▶ [RECORDS SUPPLIED]
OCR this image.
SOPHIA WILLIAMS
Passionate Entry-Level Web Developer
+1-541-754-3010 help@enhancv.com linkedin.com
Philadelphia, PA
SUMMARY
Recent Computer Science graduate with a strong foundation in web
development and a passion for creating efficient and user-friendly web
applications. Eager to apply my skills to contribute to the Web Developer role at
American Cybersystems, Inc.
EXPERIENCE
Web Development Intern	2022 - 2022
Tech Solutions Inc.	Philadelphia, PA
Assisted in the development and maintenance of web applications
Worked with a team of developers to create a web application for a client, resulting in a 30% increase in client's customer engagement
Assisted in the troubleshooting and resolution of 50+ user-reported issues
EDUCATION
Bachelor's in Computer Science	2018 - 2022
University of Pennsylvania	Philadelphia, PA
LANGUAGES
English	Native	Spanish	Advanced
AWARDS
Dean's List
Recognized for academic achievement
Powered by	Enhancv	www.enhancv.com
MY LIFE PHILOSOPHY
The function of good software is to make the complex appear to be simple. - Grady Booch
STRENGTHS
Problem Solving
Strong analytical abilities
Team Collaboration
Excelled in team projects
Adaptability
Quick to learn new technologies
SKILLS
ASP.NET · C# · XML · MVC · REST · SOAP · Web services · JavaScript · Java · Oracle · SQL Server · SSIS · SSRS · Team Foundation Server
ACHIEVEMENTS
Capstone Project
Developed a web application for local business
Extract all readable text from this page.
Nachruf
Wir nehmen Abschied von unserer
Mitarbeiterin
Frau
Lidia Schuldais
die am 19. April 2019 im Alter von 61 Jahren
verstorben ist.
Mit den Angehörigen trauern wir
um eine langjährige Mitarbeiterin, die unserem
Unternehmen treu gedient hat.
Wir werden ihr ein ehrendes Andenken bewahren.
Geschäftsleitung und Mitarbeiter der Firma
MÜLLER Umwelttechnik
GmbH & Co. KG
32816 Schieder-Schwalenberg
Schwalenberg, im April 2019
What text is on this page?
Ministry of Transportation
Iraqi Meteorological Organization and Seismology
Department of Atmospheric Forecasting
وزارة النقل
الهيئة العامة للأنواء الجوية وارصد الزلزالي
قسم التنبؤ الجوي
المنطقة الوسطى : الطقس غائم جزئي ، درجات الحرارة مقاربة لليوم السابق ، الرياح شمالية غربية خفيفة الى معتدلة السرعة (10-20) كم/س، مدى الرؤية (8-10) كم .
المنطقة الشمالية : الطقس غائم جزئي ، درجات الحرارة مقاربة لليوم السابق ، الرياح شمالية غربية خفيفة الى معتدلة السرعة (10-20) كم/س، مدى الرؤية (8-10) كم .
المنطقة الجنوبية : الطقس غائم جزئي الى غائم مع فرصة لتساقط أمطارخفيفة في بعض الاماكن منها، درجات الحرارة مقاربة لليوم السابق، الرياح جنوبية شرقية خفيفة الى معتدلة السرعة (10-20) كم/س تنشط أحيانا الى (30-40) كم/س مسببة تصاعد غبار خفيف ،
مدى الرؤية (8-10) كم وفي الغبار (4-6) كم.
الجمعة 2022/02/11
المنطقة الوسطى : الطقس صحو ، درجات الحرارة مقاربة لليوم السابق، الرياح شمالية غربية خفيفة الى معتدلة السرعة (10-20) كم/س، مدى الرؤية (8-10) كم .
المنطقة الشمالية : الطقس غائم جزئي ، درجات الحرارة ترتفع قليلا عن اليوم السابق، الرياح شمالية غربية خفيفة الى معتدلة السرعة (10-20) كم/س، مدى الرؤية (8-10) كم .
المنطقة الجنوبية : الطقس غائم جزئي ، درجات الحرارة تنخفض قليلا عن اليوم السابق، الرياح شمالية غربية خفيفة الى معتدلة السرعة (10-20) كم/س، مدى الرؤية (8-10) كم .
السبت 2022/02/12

▶ [EXERCISE] Extract the complete data, matching each line exactly.

▶ [SOLUTION FOR THIS TASK]
OCR this image.
SOPHIA WILLIAMS
Passionate Entry-Level Web Developer
+1-541-754-3010 help@enhancv.com linkedin.com
Philadelphia, PA
SUMMARY
Recent Computer Science graduate with a strong foundation in web
development and a passion for creating efficient and user-friendly web
applications. Eager to apply my skills to contribute to the Web Developer role at
American Cybersystems, Inc.
EXPERIENCE
Web Development Intern	2022 - 2022
Tech Solutions Inc.	Philadelphia, PA
Assisted in the development and maintenance of web applications
Worked with a team of developers to create a web application for a client, resulting in a 30% increase in client's customer engagement
Assisted in the troubleshooting and resolution of 50+ user-reported issues
EDUCATION
Bachelor's in Computer Science	2018 - 2022
University of Pennsylvania	Philadelphia, PA
LANGUAGES
English	Native	Spanish	Advanced
AWARDS
Dean's List
Recognized for academic achievement
Powered by	Enhancv	www.enhancv.com
MY LIFE PHILOSOPHY
The function of good software is to make the complex appear to be simple. - Grady Booch
STRENGTHS
Problem Solving
Strong analytical abilities
Team Collaboration
Excelled in team projects
Adaptability
Quick to learn new technologies
SKILLS
ASP.NET · C# · XML · MVC · REST · SOAP · Web services · JavaScript · Java · Oracle · SQL Server · SSIS · SSRS · Team Foundation Server
ACHIEVEMENTS
Capstone Project
Developed a web application for local business
Extract all readable text from this page.
Nachruf
Wir nehmen Abschied von unserer
Mitarbeiterin
Frau
Lidia Schuldais
die am 19. April 2019 im Alter von 61 Jahren
verstorben ist.
Mit den Angehörigen trauern wir
um eine langjährige Mitarbeiterin, die unserem
Unternehmen treu gedient hat.
Wir werden ihr ein ehrendes Andenken bewahren.
Geschäftsleitung und Mitarbeiter der Firma
MÜLLER Umwelttechnik
GmbH & Co. KG
32816 Schieder-Schwalenberg
Schwalenberg, im April 2019
What text is on this page?
Ministry of Transportation
Iraqi Meteorological Organization and Seismology
Department of Atmospheric Forecasting
وزارة النقل
الهيئة العامة للأنواء الجوية وارصد الزلزالي
قسم التنبؤ الجوي
المنطقة الوسطى : الطقس غائم جزئي ، درجات الحرارة مقاربة لليوم السابق ، الرياح شمالية غربية خفيفة الى معتدلة السرعة (10-20) كم/س، مدى الرؤية (8-10) كم .
المنطقة الشمالية : الطقس غائم جزئي ، درجات الحرارة مقاربة لليوم السابق ، الرياح شمالية غربية خفيفة الى معتدلة السرعة (10-20) كم/س، مدى الرؤية (8-10) كم .
المنطقة الجنوبية : الطقس غائم جزئي الى غائم مع فرصة لتساقط أمطارخفيفة في بعض الاماكن منها، درجات الحرارة مقاربة لليوم السابق، الرياح جنوبية شرقية خفيفة الى معتدلة السرعة (10-20) كم/س تنشط أحيانا الى (30-40) كم/س مسببة تصاعد غبار خفيف ،
مدى الرؤية (8-10) كم وفي الغبار (4-6) كم.
الجمعة 2022/02/11
المنطقة الوسطى : الطقس صحو ، درجات الحرارة مقاربة لليوم السابق، الرياح شمالية غربية خفيفة الى معتدلة السرعة (10-20) كم/س، مدى الرؤية (8-10) كم .
المنطقة الشمالية : الطقس غائم جزئي ، درجات الحرارة ترتفع قليلا عن اليوم السابق، الرياح شمالية غربية خفيفة الى معتدلة السرعة (10-20) كم/س، مدى الرؤية (8-10) كم .
المنطقة الجنوبية : الطقس غائم جزئي ، درجات الحرارة تنخفض قليلا عن اليوم السابق، الرياح شمالية غربية خفيفة الى معتدلة السرعة (10-20) كم/س، مدى الرؤية (8-10) كم .
السبت 2022/02/12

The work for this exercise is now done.